> Study text:
--------------------------------------------------
The characters in VN’s novel Dar (“The Gift,” 1937) include Frau Stoboy, Fyodor’s landlady:
Затем, все тем же взлетающим шагом, он воротился к дому. Там, на панели, не было сейчас никого, ежели не считать трех васильковых стульев, сдвинутых, казалось, детьми. Внутри же фургона лежало небольшое коричневое пианино, так связанное, чтобы оно не могло встать со спины, и поднявшее кверху две маленьких металлических подошвы. На лестнице он встретил валивших вниз, коленями врозь, грузчиков, а пока звонил у двери новой квартиры, слышал, как наверху переговариваются голоса, стучит молоток. Впустив его, квартирохозяйка сказала, что положила ключи к нему в комнату. У этой крупной, хищной немки было странное имя; мнимое подобие творительного падежа придавало ему звук сентиментального заверения: ее звали Clara Stoboy.
Thereupon he returned with the same springy step to the house. The sidewalk before it was now empty save for three blue chairs that looked as if they had been placed together by children. Within the van a small brown piano lay supine, tied up so that it could not rise, and with its two little metal soles up in the air. On the stairs he met the movers pounding down, knees turned out, and, as he was ringing the doorbell of his new abode, he heard voices and hammering upstairs. His landlady let him in and said that she had left his keys in his room. This large, predatory German woman had a funny name: Klara Stoboy—which to a Russian’s ear sounded with sentimental firmness as “Klara is with thee (s toboy).” (Chapter One)
--------------------------------------------------
Items from a data source:
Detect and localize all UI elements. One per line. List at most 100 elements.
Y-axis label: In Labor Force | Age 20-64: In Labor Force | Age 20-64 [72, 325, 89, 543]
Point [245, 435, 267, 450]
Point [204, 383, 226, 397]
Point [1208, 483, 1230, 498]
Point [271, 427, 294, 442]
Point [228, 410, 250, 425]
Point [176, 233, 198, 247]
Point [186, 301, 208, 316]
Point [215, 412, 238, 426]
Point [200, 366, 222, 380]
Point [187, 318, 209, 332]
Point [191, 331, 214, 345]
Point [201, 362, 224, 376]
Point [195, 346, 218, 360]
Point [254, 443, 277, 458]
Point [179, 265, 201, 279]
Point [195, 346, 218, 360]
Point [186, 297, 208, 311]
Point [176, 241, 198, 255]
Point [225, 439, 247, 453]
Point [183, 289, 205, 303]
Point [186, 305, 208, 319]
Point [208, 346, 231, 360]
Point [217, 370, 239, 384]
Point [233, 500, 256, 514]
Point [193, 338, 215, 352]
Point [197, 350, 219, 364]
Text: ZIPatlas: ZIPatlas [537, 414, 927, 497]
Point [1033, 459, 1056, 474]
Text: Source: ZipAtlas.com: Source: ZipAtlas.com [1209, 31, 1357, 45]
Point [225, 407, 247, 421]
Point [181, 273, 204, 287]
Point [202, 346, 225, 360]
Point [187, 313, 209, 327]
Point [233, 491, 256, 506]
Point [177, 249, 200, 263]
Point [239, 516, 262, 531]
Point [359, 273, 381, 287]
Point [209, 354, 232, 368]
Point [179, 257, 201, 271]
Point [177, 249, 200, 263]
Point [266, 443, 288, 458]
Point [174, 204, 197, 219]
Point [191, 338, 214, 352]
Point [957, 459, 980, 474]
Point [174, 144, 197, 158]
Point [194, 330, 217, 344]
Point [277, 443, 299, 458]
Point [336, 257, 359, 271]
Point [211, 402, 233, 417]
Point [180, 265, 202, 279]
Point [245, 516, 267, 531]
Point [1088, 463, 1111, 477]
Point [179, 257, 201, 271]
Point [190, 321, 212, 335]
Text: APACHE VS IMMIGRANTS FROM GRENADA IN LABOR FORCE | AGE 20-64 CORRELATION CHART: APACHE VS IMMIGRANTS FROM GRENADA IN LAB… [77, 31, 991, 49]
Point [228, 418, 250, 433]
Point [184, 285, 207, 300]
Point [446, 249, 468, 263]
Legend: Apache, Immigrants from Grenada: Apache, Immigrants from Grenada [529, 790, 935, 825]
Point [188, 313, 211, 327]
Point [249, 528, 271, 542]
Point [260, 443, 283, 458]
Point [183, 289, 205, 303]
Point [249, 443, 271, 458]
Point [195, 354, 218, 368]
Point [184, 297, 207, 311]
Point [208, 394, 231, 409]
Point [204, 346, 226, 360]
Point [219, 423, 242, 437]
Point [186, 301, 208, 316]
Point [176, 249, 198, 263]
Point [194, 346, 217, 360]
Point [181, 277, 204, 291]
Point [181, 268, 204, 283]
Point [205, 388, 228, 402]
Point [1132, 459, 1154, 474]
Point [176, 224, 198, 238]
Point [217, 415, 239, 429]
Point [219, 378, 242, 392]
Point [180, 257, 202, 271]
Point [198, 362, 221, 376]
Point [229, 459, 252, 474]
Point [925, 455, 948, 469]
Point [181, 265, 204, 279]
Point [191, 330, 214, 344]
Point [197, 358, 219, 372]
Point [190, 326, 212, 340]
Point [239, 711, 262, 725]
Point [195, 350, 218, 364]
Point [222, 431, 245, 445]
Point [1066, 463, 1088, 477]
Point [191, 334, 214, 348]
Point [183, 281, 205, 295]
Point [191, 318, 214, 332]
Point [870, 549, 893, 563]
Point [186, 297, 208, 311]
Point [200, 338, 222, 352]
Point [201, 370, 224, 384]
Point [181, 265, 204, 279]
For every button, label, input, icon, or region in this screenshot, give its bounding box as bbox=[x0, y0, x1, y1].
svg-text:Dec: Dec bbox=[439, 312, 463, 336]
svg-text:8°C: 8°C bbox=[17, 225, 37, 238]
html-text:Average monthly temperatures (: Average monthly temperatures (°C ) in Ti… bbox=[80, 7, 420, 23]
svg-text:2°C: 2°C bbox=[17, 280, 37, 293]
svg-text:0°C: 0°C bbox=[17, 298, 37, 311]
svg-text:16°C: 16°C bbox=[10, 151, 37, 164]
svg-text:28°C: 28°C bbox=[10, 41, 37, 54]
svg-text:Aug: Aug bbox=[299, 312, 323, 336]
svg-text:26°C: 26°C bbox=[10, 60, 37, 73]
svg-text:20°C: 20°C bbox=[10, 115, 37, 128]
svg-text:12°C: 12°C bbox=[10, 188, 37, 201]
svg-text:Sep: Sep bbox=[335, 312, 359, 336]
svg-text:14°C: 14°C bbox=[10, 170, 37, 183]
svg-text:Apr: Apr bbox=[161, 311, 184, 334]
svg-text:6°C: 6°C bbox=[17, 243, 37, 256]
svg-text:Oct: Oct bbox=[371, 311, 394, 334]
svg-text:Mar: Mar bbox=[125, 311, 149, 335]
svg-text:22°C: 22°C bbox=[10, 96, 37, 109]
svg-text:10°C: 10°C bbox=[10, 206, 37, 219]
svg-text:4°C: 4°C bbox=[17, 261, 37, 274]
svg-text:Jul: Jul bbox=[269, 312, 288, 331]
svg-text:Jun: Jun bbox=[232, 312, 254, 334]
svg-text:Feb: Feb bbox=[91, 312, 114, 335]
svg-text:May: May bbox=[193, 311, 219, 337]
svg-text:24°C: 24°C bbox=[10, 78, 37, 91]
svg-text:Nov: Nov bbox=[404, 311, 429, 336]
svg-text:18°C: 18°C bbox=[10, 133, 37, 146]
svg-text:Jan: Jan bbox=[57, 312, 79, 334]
--------------------------------------------------
> Prompt: Set down, word for word, the stretch of the Frau Stoboy note from "The characters in" through "звали Clara Stoboy.".

> Written answer:
The characters in VN’s novel Dar (“The Gift,” 1937) include Frau Stoboy, Fyodor’s landlady:
Затем, все тем же взлетающим шагом, он воротился к дому. Там, на панели, не было сейчас никого, ежели не считать трех васильковых стульев, сдвинутых, казалось, детьми. Внутри же фургона лежало небольшое коричневое пианино, так связанное, чтобы оно не могло встать со спины, и поднявшее кверху две маленьких металлических подошвы. На лестнице он встретил валивших вниз, коленями врозь, грузчиков, а пока звонил у двери новой квартиры, слышал, как наверху переговариваются голоса, стучит молоток. Впустив его, квартирохозяйка сказала, что положила ключи к нему в комнату. У этой крупной, хищной немки было странное имя; мнимое подобие творительного падежа придавало ему звук сентиментального заверения: ее звали Clara Stoboy.